Stored data:

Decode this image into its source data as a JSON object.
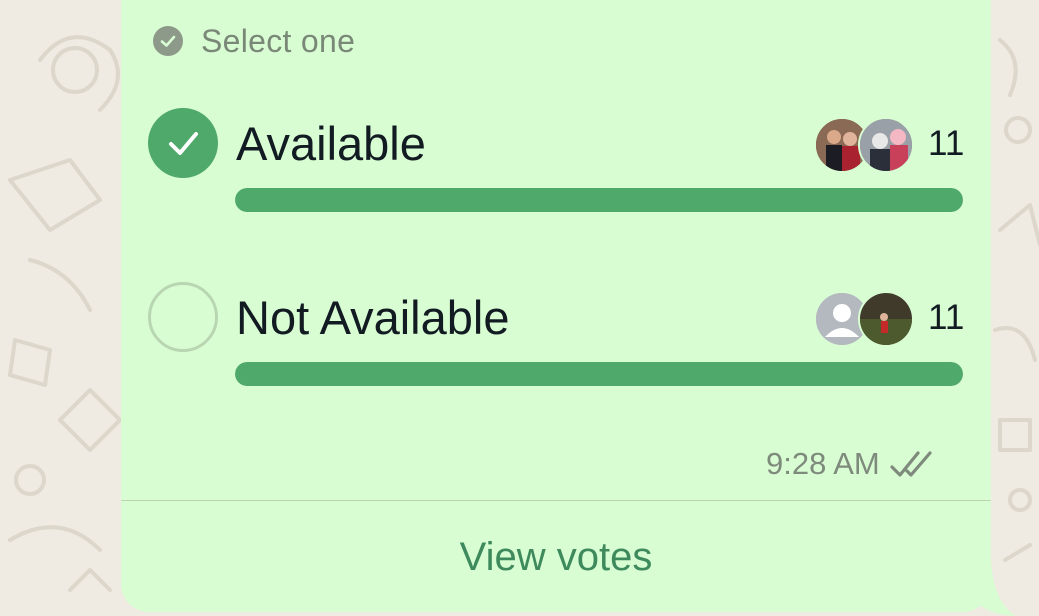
{
  "poll": {
    "select_label": "Select one",
    "options": [
      {
        "label": "Available",
        "votes": "11",
        "selected": true,
        "fill_fraction": 1.0
      },
      {
        "label": "Not Available",
        "votes": "11",
        "selected": false,
        "fill_fraction": 1.0
      }
    ],
    "time": "9:28 AM",
    "view_votes_label": "View votes"
  },
  "colors": {
    "bubble": "#d9fdd3",
    "accent": "#4fa96a",
    "wallpaper": "#efeae2",
    "link": "#3f8a5c"
  },
  "icons": {
    "select_check": "check-circle-icon",
    "selected_radio": "checkmark-icon",
    "read_receipt": "double-check-icon"
  }
}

TASK — Copy all the lines of data exactly as they appear, dropping any images.

SOLUTION FOR THIS TASK —
Decode this image into its source data as a JSON object.
{
  "poll": {
    "select_label": "Select one",
    "options": [
      {
        "label": "Available",
        "votes": "11",
        "selected": true,
        "fill_fraction": 1.0
      },
      {
        "label": "Not Available",
        "votes": "11",
        "selected": false,
        "fill_fraction": 1.0
      }
    ],
    "time": "9:28 AM",
    "view_votes_label": "View votes"
  },
  "colors": {
    "bubble": "#d9fdd3",
    "accent": "#4fa96a",
    "wallpaper": "#efeae2",
    "link": "#3f8a5c"
  },
  "icons": {
    "select_check": "check-circle-icon",
    "selected_radio": "checkmark-icon",
    "read_receipt": "double-check-icon"
  }
}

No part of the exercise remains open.